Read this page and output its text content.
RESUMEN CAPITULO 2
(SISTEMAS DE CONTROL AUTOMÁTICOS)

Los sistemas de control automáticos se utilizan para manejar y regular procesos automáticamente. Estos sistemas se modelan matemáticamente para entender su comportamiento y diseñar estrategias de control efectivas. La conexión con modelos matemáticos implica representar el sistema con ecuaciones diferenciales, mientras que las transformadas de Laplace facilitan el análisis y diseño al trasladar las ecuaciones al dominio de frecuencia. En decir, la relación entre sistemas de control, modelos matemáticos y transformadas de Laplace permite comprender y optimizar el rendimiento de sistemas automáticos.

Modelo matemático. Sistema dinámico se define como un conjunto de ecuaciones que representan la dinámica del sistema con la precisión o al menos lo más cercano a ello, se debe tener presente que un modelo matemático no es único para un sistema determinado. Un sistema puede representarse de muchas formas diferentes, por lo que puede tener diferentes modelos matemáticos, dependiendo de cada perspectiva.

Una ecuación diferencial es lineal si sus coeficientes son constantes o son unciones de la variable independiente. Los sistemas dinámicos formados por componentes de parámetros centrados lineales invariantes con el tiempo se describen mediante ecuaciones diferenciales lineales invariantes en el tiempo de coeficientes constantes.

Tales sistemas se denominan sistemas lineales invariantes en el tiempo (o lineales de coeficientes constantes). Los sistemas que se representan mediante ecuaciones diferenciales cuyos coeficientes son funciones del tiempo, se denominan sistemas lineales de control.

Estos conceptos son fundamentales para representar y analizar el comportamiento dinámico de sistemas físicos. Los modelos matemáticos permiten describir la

• _EXERCISE DESCRIPTION_
Sift through the entries and copy every line with "constantes".

• _RESPONSE TO THIS EXERCISE_
Una ecuación diferencial es lineal si sus coeficientes son constantes o son unciones de la variable independiente. Los sistemas dinámicos formados por componentes de parámetros centrados lineales invariantes con el tiempo se describen mediante ecuaciones diferenciales lineales invariantes en el tiempo de coeficientes constantes.
Tales sistemas se denominan sistemas lineales invariantes en el tiempo (o lineales de coeficientes constantes). Los sistemas que se representan mediante ecuaciones diferenciales cuyos coeficientes son funciones del tiempo, se denominan sistemas lineales de control.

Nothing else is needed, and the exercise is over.